EXERCISE REQUIREMENTS: Repeat the records below exactly, leaving out any pictures.

┄┄┄┄┄┄┄┄┄┄┄┄┄┄┄┄┄┄┄┄

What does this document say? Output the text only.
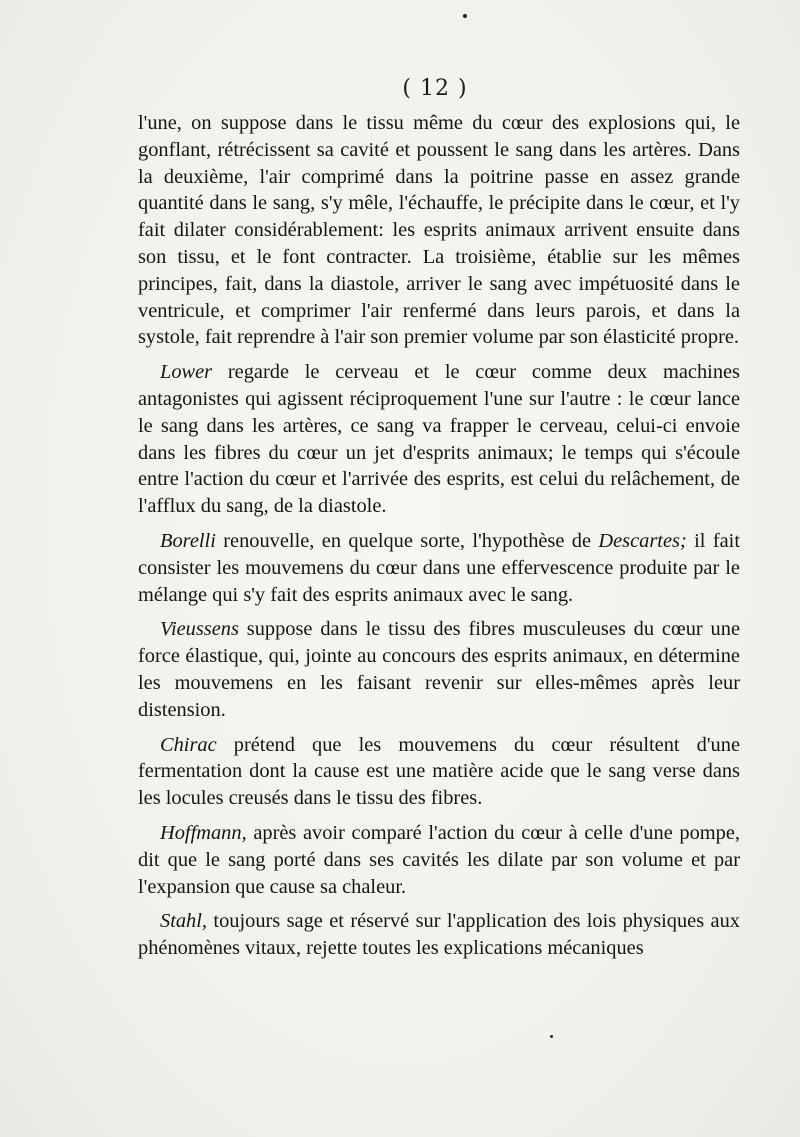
( 12 )

l'une, on suppose dans le tissu même du cœur des explosions qui, le gonflant, rétrécissent sa cavité et poussent le sang dans les artères. Dans la deuxième, l'air comprimé dans la poitrine passe en assez grande quantité dans le sang, s'y mêle, l'échauffe, le précipite dans le cœur, et l'y fait dilater considérablement: les esprits animaux arrivent ensuite dans son tissu, et le font contracter. La troisième, établie sur les mêmes principes, fait, dans la diastole, arriver le sang avec impétuosité dans le ventricule, et comprimer l'air renfermé dans leurs parois, et dans la systole, fait reprendre à l'air son premier volume par son élasticité propre.

Lower regarde le cerveau et le cœur comme deux machines antagonistes qui agissent réciproquement l'une sur l'autre : le cœur lance le sang dans les artères, ce sang va frapper le cerveau, celui-ci envoie dans les fibres du cœur un jet d'esprits animaux; le temps qui s'écoule entre l'action du cœur et l'arrivée des esprits, est celui du relâchement, de l'afflux du sang, de la diastole.

Borelli renouvelle, en quelque sorte, l'hypothèse de Descartes; il fait consister les mouvemens du cœur dans une effervescence produite par le mélange qui s'y fait des esprits animaux avec le sang.

Vieussens suppose dans le tissu des fibres musculeuses du cœur une force élastique, qui, jointe au concours des esprits animaux, en détermine les mouvemens en les faisant revenir sur elles-mêmes après leur distension.

Chirac prétend que les mouvemens du cœur résultent d'une fermentation dont la cause est une matière acide que le sang verse dans les locules creusés dans le tissu des fibres.

Hoffmann, après avoir comparé l'action du cœur à celle d'une pompe, dit que le sang porté dans ses cavités les dilate par son volume et par l'expansion que cause sa chaleur.

Stahl, toujours sage et réservé sur l'application des lois physiques aux phénomènes vitaux, rejette toutes les explications mécaniques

┄┄┄┄┄┄┄┄┄┄┄┄┄┄┄┄┄┄┄┄

EXERCISE ANSWER:
What does this document say? Output the text only.
( 12 )

l'une, on suppose dans le tissu même du cœur des explosions qui, le gonflant, rétrécissent sa cavité et poussent le sang dans les artères. Dans la deuxième, l'air comprimé dans la poitrine passe en assez grande quantité dans le sang, s'y mêle, l'échauffe, le précipite dans le cœur, et l'y fait dilater considérablement: les esprits animaux arrivent ensuite dans son tissu, et le font contracter. La troisième, établie sur les mêmes principes, fait, dans la diastole, arriver le sang avec impétuosité dans le ventricule, et comprimer l'air renfermé dans leurs parois, et dans la systole, fait reprendre à l'air son premier volume par son élasticité propre.

Lower regarde le cerveau et le cœur comme deux machines antagonistes qui agissent réciproquement l'une sur l'autre : le cœur lance le sang dans les artères, ce sang va frapper le cerveau, celui-ci envoie dans les fibres du cœur un jet d'esprits animaux; le temps qui s'écoule entre l'action du cœur et l'arrivée des esprits, est celui du relâchement, de l'afflux du sang, de la diastole.

Borelli renouvelle, en quelque sorte, l'hypothèse de Descartes; il fait consister les mouvemens du cœur dans une effervescence produite par le mélange qui s'y fait des esprits animaux avec le sang.

Vieussens suppose dans le tissu des fibres musculeuses du cœur une force élastique, qui, jointe au concours des esprits animaux, en détermine les mouvemens en les faisant revenir sur elles-mêmes après leur distension.

Chirac prétend que les mouvemens du cœur résultent d'une fermentation dont la cause est une matière acide que le sang verse dans les locules creusés dans le tissu des fibres.

Hoffmann, après avoir comparé l'action du cœur à celle d'une pompe, dit que le sang porté dans ses cavités les dilate par son volume et par l'expansion que cause sa chaleur.

Stahl, toujours sage et réservé sur l'application des lois physiques aux phénomènes vitaux, rejette toutes les explications mécaniques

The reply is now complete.